Stored records:
** start **

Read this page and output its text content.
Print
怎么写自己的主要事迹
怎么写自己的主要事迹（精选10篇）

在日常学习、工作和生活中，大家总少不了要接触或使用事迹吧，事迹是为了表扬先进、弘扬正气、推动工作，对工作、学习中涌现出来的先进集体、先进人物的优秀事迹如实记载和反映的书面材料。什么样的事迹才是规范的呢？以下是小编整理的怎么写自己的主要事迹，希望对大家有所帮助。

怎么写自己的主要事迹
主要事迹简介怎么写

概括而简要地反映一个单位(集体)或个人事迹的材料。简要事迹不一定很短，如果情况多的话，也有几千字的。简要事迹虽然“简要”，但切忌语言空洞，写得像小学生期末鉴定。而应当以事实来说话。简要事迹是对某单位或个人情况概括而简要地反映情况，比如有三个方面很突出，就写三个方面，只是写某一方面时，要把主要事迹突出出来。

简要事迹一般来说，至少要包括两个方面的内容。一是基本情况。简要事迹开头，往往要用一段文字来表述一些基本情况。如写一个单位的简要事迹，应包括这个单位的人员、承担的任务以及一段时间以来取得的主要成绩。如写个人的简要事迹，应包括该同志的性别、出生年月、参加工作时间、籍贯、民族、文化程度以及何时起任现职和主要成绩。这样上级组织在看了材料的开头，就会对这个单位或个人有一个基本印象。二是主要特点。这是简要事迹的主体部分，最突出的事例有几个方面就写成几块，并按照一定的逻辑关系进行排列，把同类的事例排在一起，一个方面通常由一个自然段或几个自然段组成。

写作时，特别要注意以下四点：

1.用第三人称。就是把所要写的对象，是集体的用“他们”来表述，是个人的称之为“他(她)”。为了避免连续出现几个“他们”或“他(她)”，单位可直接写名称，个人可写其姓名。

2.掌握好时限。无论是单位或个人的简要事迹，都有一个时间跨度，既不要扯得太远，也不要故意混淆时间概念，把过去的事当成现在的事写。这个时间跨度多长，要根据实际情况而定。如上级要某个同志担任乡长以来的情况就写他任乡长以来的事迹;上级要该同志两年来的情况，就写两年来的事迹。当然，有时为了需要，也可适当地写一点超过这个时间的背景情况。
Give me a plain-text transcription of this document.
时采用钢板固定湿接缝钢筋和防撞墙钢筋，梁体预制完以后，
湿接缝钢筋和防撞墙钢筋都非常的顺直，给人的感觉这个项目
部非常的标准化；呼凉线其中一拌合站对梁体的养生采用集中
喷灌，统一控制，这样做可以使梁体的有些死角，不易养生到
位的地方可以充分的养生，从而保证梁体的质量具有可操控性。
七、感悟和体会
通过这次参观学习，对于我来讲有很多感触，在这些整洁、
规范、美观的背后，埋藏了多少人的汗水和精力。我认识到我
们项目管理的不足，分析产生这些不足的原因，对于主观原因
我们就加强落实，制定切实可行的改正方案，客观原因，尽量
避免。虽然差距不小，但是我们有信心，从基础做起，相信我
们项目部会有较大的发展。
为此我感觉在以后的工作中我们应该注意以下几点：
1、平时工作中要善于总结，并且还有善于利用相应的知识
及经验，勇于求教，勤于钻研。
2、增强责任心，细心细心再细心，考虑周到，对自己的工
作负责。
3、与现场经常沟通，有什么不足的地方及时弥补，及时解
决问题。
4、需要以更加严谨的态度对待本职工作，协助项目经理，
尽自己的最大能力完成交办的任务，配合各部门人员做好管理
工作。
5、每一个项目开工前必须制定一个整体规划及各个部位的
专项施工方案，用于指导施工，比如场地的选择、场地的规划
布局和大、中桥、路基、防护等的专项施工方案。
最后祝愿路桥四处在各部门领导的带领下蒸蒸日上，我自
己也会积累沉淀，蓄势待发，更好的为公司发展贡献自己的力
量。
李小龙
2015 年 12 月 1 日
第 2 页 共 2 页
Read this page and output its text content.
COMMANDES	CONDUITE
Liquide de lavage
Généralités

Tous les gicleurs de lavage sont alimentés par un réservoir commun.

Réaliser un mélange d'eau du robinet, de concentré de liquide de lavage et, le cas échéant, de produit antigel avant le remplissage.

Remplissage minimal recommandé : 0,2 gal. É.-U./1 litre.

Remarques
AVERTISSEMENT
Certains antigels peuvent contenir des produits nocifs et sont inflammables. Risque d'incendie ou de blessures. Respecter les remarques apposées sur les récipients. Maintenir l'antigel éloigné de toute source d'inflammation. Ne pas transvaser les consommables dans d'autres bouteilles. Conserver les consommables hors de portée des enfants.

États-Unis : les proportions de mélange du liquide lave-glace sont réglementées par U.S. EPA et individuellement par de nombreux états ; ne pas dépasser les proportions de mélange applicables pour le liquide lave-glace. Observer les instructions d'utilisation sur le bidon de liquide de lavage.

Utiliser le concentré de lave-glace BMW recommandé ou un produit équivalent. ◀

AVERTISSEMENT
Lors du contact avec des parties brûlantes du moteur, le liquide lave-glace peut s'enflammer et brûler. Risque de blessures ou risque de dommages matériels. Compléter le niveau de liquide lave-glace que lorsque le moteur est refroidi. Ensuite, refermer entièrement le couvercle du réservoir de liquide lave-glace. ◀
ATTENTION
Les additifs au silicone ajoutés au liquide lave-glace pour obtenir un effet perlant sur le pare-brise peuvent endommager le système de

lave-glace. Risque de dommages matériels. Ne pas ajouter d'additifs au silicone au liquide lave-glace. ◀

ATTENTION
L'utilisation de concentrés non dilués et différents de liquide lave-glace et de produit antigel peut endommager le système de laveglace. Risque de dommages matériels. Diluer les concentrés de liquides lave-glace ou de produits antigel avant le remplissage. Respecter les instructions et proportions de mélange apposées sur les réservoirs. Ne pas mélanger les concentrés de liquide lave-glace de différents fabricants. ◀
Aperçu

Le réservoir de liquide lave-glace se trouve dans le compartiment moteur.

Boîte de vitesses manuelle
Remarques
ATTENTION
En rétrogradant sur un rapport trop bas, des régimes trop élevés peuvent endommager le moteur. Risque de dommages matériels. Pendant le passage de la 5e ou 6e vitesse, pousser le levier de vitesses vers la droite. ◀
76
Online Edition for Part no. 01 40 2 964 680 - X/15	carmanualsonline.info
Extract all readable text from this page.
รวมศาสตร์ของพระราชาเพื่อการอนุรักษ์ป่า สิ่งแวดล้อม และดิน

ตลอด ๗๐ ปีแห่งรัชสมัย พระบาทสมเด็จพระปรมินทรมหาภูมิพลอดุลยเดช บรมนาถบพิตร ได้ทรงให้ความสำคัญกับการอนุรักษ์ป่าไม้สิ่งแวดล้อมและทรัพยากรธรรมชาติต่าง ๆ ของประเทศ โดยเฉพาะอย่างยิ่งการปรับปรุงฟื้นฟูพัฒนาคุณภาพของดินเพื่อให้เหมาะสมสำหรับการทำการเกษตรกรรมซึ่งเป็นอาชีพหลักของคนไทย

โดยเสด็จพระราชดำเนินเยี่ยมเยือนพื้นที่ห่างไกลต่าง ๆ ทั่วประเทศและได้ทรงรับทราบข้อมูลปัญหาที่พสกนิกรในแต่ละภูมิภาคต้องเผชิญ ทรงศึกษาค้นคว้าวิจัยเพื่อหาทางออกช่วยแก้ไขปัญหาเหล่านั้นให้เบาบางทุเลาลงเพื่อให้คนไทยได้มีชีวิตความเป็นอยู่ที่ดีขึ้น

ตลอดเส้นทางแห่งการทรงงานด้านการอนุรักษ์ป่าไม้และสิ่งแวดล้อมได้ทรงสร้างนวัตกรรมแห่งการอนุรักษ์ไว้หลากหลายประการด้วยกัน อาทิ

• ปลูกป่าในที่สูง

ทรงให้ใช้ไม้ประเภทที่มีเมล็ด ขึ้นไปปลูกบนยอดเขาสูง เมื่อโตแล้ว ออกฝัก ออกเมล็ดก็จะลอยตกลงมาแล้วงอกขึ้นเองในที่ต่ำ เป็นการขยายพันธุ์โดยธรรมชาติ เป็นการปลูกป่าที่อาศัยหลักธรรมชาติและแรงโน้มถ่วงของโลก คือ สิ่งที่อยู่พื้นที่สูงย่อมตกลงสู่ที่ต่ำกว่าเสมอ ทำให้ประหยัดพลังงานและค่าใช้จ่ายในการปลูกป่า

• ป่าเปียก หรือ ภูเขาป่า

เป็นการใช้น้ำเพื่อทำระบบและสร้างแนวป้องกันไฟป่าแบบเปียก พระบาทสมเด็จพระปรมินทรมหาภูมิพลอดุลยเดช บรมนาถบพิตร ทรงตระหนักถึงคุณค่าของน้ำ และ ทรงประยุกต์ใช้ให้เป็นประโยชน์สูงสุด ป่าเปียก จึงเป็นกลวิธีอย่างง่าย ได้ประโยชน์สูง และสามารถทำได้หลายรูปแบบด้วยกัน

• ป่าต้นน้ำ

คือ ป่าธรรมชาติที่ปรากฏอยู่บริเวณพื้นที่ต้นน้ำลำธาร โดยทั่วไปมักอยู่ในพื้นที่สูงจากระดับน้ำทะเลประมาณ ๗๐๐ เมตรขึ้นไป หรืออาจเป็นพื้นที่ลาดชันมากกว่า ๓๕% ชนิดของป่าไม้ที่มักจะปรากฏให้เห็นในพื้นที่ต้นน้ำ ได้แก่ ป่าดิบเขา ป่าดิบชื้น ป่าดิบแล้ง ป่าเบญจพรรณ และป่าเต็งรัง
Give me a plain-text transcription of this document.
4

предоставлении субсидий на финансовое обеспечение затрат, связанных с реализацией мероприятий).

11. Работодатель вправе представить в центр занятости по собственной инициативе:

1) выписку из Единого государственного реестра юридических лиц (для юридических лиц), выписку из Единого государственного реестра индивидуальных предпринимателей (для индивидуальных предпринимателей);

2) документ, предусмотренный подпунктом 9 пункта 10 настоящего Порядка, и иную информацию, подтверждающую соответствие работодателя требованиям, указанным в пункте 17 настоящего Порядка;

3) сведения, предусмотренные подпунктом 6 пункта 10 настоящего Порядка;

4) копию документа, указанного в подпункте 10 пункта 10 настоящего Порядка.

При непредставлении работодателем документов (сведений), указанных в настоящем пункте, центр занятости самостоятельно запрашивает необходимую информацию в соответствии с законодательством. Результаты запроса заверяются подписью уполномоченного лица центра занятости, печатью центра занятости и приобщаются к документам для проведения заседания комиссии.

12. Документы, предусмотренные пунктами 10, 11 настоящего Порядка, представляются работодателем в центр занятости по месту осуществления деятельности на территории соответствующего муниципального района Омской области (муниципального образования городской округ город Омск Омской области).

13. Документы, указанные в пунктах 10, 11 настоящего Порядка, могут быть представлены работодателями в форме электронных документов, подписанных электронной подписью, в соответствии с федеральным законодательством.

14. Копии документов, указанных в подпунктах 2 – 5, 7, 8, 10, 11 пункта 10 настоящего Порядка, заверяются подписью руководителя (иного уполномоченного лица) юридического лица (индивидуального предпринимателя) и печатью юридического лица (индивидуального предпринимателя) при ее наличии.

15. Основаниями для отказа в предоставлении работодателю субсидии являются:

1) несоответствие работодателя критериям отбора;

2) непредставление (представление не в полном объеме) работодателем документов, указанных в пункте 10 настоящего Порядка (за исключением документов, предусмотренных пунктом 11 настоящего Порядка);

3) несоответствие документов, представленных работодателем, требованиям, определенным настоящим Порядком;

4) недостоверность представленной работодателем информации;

** end **

| EXERCISE DESCRIPTION |
All lines above containing the string "recommandé" are to be collected.

| ANSWER TO THIS TASK |
Remplissage minimal recommandé : 0,2 gal. É.-U./1 litre.
Utiliser le concentré de lave-glace BMW recommandé ou un produit équivalent. ◀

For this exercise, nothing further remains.